(Dataset records on visual material)

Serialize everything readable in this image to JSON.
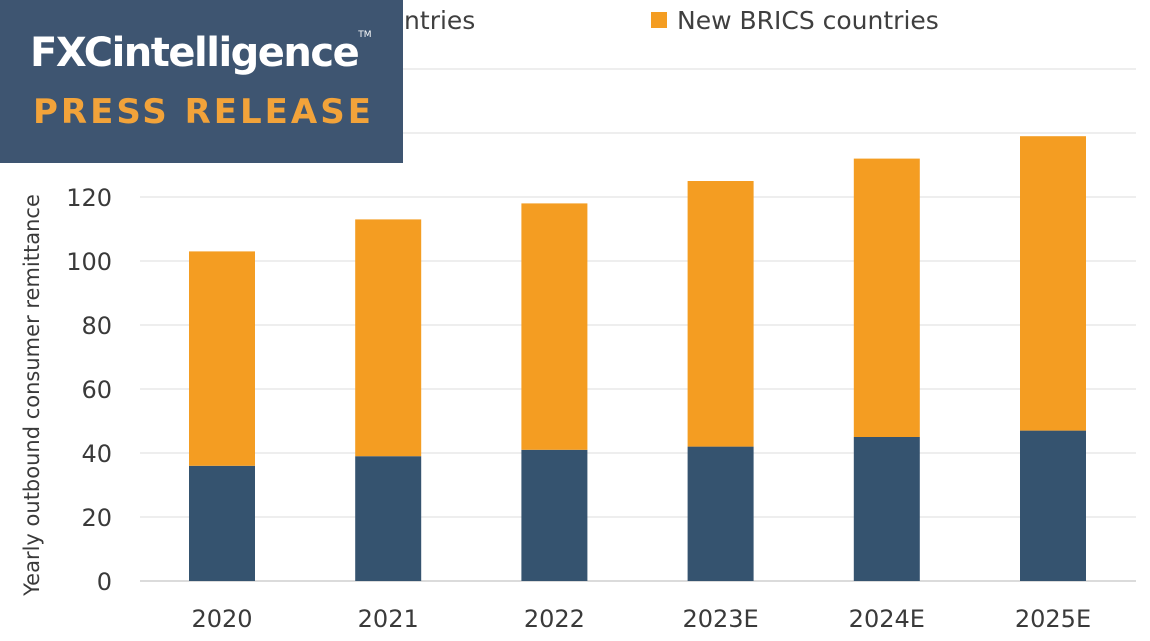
{
  "badge": {
    "brand": "FXCintelligence",
    "trademark": "TM",
    "subtitle": "PRESS RELEASE"
  },
  "colors": {
    "badge_bg": "#3e5571",
    "accent_orange": "#f2a33a",
    "series_original": "#35536f",
    "series_new": "#f49d22",
    "grid": "#e9e9e9"
  },
  "chart_data": {
    "type": "bar",
    "stacked": true,
    "categories": [
      "2020",
      "2021",
      "2022",
      "2023E",
      "2024E",
      "2025E"
    ],
    "series": [
      {
        "name": "BRICS countries",
        "color": "#35536f",
        "values": [
          36,
          39,
          41,
          42,
          45,
          47
        ]
      },
      {
        "name": "New BRICS countries",
        "color": "#f49d22",
        "values": [
          67,
          74,
          77,
          83,
          87,
          92
        ]
      }
    ],
    "ylabel": "Yearly outbound consumer remittance",
    "yticks": [
      0,
      20,
      40,
      60,
      80,
      100,
      120
    ],
    "ylim": [
      0,
      160
    ],
    "grid": true,
    "legend": "top"
  }
}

**Task to carry out:** The records above should be reproduced exactly, with no pictures included.

**Answer to the task:**
Serialize everything readable in this image to JSON.
{
  "badge": {
    "brand": "FXCintelligence",
    "trademark": "TM",
    "subtitle": "PRESS RELEASE"
  },
  "colors": {
    "badge_bg": "#3e5571",
    "accent_orange": "#f2a33a",
    "series_original": "#35536f",
    "series_new": "#f49d22",
    "grid": "#e9e9e9"
  },
  "chart_data": {
    "type": "bar",
    "stacked": true,
    "categories": [
      "2020",
      "2021",
      "2022",
      "2023E",
      "2024E",
      "2025E"
    ],
    "series": [
      {
        "name": "BRICS countries",
        "color": "#35536f",
        "values": [
          36,
          39,
          41,
          42,
          45,
          47
        ]
      },
      {
        "name": "New BRICS countries",
        "color": "#f49d22",
        "values": [
          67,
          74,
          77,
          83,
          87,
          92
        ]
      }
    ],
    "ylabel": "Yearly outbound consumer remittance",
    "yticks": [
      0,
      20,
      40,
      60,
      80,
      100,
      120
    ],
    "ylim": [
      0,
      160
    ],
    "grid": true,
    "legend": "top"
  }
}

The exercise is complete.